◆ Given passage:
━━━━━━━━━━━━━━━━

When to call the doctor.
During regular office hours if you suspect an ear infection. Call again if your child isn’t feeling better after 48 hours of treatment or seems to be getting worse, or if he or she refuses or vomits the antibiotic. Call immediately if there has been an injury to your child’s ear, or if ear pain continues and is so bad that your child is screaming, develops a stiff neck or severe headache, seems very sick, or is having unusual difficulty balancing when walking.

Prevention.
It’s not clear whether the use of decongestants during colds and flu is effective in reducing the incidence of otitis media. It is clear, however, that protecting a child from exposure to second-hand tobacco smoke and weaning from the bottle (if the child drinks lying down) can reduce the incidence. Treating allergies that may be contributing to repeated episodes of otitis media may also be helpful (see page 703). Switching from group day care to home day care or
home care may, in some cases, also reduce the number of episodes, since a child in group care will be exposed to many more colds.

When a child has had repeated middle-ear infections (three episodes in 6 months, or four in a year), a low-dose, preventative (or prophylactic) regimen of antibiotics may be given for 3 to 6 months to discourage recurrence. Or the antibiotic may just be given at the height of the otitis media season or when the child has a cold (the antibiotics won’t do anything for the cold, but they can help prevent secondary ear infections). When prophylactic antibiotics fail to prevent repeat infections, the insertion of tubes (see box, page 610) may be considered. When large adenoids are blocking the eustachian tube, removal of the adenoids may be effective. Most children outgrow the tendency to frequent ear infections by age four or five.

Complications.
Otitis media with effusion (see page 610). Thanks to antibiotics, other complications, such as mastoid infection, are extremely rare.

PREVENTING THE SPREAD OF ILLNESS

Infectious illness tends to spread through a family faster than a wildfire through a forest. Though good hygiene can’t halt the spread entirely, it may help to contain it.

When possible, limit exposure. If one child has a communicable disease, try to isolate him or her, if you can, from other family members, at least for the first few days. (In some cases, this will have only limited benefit, however, since many illnesses are passed on before symptoms appear.)

━━━━━━━━━━━━━━━━

◆ Supplied information:
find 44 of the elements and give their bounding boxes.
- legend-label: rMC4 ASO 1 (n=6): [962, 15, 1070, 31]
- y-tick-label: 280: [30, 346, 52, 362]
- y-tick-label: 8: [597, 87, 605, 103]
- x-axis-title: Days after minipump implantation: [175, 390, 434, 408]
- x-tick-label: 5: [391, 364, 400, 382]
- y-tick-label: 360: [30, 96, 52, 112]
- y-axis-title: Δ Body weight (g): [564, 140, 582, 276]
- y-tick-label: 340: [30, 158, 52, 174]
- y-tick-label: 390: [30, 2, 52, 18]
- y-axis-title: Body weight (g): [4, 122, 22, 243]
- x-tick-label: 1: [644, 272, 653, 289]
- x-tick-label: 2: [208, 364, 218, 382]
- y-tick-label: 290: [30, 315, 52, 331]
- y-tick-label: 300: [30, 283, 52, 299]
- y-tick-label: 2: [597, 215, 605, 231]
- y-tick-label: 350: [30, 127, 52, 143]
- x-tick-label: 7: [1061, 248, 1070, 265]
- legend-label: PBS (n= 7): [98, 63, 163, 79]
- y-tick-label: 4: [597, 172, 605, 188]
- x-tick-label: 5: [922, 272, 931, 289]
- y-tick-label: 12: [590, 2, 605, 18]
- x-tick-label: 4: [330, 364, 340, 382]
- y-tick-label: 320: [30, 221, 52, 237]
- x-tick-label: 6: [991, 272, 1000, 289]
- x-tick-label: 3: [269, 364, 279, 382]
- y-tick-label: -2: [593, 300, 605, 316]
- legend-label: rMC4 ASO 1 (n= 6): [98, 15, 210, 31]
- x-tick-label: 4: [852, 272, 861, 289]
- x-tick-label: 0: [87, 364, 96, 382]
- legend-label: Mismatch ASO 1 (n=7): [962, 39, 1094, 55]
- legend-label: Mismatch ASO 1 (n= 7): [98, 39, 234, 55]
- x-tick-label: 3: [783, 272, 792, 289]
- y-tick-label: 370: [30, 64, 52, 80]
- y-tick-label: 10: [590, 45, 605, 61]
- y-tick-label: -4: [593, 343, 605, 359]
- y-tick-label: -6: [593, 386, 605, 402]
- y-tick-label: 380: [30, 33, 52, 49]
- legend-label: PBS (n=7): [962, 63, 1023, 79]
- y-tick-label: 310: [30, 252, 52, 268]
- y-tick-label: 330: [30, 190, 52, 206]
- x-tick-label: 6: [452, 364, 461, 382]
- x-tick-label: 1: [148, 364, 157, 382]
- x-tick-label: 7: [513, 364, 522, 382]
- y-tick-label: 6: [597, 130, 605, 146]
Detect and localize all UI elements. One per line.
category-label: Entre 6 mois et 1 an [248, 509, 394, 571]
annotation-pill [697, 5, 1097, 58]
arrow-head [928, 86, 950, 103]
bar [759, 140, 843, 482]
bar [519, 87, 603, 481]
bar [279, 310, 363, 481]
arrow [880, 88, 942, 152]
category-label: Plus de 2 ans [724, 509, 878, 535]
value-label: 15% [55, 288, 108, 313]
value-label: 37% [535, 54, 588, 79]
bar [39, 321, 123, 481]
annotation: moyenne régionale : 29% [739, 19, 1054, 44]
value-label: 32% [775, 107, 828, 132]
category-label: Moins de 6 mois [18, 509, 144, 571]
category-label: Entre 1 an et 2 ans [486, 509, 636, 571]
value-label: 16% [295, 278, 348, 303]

━━━━━━━━━━━━━━━━

◆ What to do:
**1.** Answer these about the ear infection passage:
(a) How long into treatment should a child still not feeling better prompt a second call to the doctor?
(b) How many episodes count as repeated middle-ear infections?
(c) By what age do most children outgrow frequent ear infections?
**2.** Write what comes next in the ear infection passage, starting after its final sentence.
The records were taken from a different source than the ear infection passage.

◆ Results of the tasks:
**1.**
(a) 48 hours
(b) Three episodes in 6 months, or four in a year
(c) Four or five

**2.**
Encourage all family members, sick or well, to be scrupulous about hand washing, especially before eating or handling food, or touching their eyes, nose, or mouth; and after nose blowing or coughing, using the toilet, or contact with someone who is ill. Hand washing is probably the single most effective method of preventing the transmission of illness. Keep antiseptic wipes handy when you can’t manage frequent washing or when out of the house.

Have sick family members use disposable tissues instead of handkerchiefs and show them how to dispose of them in a covered trash container immediately after use.

Teach family members to cover their mouths and not to cough or sneeze on each other (or anyone else). And discourage kissing when there’s a bug around.

Prohibit the sharing of cups and toothbrushes. Provide separate cups in the bathroom (use a decal or different colors to set cups apart); you can also use small paper cups, but consider the impact on the environment before you do. (To make sure a sick family member doesn’t reinfect him or herself, replace toothbrushes after an illness; wash bathroom cups daily with dish detergent and hot water or in the dishwasher.)

Prohibit sharing at the table. Don’t let family members share drinks from the same cup or food from the same fork, spoon, or plate.

Don’t allow anyone to prepare or handle foods in your home without first washing their hands.

Wash thoroughly, with hot soapy water or in the dishwasher, the eating utensils of any family member who is down with a contagious illness.

Wash or spray possibly contaminated surfaces (such as bathroom faucets, telephones, toys) with disinfectant spray, which can kill many germs.

Change clothing, towels, and bedding frequently.